Set exercise — Spot each line in the records below where the word "endo" occurs, then copy it.

Source material —
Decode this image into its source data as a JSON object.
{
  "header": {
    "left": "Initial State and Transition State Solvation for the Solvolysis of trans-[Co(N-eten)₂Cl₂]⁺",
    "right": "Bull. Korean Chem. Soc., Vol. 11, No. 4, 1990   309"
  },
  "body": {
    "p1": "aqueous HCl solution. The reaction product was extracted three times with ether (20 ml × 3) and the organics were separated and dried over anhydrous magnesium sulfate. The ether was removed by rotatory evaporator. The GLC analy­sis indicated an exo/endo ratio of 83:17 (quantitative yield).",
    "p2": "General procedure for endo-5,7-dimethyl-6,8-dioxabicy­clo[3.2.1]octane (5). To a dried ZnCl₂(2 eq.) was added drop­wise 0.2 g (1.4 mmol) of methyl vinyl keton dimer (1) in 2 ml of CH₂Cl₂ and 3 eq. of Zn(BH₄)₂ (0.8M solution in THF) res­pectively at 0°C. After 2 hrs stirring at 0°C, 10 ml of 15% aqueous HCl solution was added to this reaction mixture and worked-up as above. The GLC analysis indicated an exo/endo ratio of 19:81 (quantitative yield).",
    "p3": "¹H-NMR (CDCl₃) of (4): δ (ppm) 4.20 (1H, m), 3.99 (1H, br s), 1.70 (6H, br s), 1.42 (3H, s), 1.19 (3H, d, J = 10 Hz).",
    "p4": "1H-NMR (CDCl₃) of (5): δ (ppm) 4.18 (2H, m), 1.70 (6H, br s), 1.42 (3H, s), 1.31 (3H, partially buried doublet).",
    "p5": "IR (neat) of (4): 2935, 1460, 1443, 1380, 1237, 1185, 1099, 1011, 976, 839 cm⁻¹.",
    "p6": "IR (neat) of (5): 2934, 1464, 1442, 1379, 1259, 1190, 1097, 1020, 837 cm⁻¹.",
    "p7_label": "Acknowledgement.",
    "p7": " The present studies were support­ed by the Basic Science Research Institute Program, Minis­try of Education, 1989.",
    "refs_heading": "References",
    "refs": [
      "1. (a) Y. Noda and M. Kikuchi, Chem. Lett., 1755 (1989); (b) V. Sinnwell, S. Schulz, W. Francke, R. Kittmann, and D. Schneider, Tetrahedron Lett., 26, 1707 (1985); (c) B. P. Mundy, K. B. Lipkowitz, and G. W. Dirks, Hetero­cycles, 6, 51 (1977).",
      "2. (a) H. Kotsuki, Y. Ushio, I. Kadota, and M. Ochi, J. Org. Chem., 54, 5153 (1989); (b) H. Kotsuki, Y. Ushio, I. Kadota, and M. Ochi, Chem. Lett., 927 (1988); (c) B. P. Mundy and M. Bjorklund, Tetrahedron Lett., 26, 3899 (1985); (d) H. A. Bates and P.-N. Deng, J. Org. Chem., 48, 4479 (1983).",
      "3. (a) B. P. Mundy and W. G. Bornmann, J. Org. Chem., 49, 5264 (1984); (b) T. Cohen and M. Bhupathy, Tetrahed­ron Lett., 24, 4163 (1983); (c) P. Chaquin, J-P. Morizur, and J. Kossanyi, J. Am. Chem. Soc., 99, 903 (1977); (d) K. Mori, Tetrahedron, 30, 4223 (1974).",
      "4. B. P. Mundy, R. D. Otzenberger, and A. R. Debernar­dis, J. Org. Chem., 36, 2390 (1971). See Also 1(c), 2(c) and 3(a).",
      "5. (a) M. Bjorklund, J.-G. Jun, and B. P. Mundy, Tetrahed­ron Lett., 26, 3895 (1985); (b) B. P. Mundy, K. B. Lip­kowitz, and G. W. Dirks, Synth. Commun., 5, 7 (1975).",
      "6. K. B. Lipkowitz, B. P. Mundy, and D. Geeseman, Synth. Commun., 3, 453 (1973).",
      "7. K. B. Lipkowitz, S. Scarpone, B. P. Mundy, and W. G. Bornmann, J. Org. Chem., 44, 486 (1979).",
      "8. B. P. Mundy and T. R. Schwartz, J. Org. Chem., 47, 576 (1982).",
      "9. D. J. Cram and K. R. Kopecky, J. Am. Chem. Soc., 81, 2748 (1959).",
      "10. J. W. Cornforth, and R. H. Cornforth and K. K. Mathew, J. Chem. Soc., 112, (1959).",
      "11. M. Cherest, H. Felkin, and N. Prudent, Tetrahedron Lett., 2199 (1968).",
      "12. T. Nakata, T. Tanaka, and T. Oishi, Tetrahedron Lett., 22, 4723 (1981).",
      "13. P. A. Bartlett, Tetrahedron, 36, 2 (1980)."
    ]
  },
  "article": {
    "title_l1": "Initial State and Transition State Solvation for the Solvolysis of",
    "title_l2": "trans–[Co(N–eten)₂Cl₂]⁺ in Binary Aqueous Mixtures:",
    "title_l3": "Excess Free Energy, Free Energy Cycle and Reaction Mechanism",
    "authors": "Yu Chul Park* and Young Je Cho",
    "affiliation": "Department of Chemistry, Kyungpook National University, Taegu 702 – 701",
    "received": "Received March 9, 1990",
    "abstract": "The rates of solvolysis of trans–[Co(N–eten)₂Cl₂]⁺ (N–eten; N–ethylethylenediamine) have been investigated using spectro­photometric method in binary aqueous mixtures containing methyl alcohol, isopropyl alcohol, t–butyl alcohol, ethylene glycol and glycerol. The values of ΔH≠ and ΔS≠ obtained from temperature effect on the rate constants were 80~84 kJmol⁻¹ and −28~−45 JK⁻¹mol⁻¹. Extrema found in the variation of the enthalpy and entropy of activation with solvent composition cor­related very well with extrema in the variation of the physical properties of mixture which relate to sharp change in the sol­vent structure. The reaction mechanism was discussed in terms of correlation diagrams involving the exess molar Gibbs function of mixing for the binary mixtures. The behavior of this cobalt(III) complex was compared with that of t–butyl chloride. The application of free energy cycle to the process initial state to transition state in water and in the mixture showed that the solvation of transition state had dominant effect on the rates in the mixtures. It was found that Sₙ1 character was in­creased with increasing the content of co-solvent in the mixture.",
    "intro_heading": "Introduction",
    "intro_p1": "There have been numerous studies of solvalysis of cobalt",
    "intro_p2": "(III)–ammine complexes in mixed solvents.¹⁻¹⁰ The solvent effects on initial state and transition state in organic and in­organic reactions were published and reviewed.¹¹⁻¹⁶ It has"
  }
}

Answer for the task —
    "p1": "aqueous HCl solution. The reaction product was extracted three times with ether (20 ml × 3) and the organics were separated and dried over anhydrous magnesium sulfate. The ether was removed by rotatory evaporator. The GLC analy­sis indicated an exo/endo ratio of 83:17 (quantitative yield).",
    "p2": "General procedure for endo-5,7-dimethyl-6,8-dioxabicy­clo[3.2.1]octane (5). To a dried ZnCl₂(2 eq.) was added drop­wise 0.2 g (1.4 mmol) of methyl vinyl keton dimer (1) in 2 ml of CH₂Cl₂ and 3 eq. of Zn(BH₄)₂ (0.8M solution in THF) res­pectively at 0°C. After 2 hrs stirring at 0°C, 10 ml of 15% aqueous HCl solution was added to this reaction mixture and worked-up as above. The GLC analysis indicated an exo/endo ratio of 19:81 (quantitative yield).",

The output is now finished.